What the exercise asks
Filter the listing below, copying every line in which the word "type" appears.
** START Input material **
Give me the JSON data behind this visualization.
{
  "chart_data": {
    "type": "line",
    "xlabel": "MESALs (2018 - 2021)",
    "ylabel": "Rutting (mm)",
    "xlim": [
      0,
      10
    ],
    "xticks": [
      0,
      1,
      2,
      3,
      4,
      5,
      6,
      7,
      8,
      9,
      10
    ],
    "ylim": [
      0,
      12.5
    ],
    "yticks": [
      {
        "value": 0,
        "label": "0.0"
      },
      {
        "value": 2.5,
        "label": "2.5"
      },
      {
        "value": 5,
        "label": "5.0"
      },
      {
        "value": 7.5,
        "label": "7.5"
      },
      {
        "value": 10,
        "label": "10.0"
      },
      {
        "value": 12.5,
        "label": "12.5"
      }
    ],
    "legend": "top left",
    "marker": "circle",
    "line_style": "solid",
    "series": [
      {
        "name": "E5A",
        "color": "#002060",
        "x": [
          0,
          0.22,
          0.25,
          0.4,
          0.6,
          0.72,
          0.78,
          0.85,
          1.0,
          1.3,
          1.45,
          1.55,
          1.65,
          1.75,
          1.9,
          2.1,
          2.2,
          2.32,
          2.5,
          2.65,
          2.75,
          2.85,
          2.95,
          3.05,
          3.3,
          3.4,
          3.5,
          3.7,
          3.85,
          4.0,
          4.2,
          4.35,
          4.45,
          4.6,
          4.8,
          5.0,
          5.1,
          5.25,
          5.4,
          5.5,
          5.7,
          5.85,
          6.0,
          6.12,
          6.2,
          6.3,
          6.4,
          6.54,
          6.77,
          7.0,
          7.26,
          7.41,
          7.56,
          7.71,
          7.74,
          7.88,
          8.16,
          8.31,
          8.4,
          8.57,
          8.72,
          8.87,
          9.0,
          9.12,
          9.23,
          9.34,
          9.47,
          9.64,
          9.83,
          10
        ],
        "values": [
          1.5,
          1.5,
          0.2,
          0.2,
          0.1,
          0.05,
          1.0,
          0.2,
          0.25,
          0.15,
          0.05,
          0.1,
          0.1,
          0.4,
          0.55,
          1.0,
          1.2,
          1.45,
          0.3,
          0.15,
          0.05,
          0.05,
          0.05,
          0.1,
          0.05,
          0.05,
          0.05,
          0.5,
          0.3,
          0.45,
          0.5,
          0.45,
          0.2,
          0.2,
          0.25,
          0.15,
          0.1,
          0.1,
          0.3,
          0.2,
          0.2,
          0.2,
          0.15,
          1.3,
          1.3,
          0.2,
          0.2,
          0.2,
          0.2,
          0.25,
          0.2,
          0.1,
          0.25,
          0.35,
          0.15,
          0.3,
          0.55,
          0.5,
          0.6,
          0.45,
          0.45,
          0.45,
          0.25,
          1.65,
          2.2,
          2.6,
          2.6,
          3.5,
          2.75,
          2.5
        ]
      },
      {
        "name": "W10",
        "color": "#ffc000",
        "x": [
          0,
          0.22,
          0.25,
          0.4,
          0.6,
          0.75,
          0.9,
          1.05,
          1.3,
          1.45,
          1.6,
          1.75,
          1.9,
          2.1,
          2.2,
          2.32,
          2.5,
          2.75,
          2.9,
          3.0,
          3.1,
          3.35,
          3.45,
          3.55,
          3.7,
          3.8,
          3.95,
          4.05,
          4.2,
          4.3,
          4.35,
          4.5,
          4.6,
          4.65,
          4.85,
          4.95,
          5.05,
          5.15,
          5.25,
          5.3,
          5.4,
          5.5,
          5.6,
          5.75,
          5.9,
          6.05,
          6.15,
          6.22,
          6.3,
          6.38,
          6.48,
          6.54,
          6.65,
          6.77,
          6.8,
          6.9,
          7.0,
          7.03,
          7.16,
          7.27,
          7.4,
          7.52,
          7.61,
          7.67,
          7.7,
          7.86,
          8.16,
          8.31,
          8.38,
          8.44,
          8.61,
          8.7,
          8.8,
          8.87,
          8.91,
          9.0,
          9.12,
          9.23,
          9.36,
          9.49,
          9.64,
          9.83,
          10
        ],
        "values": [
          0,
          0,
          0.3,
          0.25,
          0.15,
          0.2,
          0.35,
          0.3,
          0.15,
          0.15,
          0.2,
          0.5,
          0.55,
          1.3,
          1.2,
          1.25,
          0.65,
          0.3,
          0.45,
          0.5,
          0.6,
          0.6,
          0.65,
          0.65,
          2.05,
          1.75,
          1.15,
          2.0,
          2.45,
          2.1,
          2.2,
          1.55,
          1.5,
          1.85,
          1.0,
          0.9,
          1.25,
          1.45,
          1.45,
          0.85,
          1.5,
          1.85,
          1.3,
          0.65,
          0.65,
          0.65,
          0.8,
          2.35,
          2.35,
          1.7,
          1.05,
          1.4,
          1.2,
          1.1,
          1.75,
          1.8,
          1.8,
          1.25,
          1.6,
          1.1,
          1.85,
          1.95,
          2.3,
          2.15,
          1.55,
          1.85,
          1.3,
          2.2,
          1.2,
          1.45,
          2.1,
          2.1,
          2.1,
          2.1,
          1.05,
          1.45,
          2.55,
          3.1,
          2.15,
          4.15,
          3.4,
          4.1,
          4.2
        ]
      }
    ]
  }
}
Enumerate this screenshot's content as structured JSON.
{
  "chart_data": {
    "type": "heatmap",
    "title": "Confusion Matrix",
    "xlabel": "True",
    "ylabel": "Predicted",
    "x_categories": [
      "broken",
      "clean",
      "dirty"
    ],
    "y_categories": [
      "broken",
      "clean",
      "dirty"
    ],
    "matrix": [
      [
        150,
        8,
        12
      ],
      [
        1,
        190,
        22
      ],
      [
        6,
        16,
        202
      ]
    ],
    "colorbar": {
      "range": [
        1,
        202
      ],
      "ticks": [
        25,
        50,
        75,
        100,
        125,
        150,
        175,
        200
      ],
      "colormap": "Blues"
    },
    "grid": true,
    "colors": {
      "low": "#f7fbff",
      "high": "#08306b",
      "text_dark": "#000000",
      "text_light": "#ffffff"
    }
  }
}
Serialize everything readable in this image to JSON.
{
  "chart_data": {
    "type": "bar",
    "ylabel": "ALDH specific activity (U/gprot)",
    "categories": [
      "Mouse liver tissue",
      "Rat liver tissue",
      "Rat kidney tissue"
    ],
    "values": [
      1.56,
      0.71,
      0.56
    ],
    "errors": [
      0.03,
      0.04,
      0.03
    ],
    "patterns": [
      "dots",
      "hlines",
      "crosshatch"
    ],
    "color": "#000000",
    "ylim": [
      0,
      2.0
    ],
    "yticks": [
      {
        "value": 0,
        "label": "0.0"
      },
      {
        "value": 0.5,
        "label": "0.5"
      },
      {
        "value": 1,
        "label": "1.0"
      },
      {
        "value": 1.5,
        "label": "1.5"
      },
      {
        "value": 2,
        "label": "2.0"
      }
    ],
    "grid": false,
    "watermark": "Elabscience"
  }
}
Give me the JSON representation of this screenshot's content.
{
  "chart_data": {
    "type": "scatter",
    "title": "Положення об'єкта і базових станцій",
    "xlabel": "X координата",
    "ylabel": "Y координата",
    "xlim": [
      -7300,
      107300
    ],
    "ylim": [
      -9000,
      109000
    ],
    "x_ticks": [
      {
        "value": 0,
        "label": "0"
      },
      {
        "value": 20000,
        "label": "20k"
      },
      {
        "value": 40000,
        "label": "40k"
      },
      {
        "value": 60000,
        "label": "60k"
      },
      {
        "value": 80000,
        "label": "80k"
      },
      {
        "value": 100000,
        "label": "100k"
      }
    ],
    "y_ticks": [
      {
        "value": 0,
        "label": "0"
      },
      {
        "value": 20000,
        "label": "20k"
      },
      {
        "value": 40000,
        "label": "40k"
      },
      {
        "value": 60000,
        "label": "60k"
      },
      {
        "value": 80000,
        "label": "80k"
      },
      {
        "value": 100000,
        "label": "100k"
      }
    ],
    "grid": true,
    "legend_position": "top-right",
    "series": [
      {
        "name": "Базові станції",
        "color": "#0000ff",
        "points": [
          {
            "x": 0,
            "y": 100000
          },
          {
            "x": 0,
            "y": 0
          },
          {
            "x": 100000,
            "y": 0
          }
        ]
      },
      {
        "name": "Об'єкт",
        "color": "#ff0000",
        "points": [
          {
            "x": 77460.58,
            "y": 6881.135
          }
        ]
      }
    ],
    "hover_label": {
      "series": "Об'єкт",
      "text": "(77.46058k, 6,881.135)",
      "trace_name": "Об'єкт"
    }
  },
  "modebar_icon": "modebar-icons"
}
** END Input material **
Exercise output
    "type": "line",
    "type": "heatmap",
    "type": "bar",
    "type": "scatter",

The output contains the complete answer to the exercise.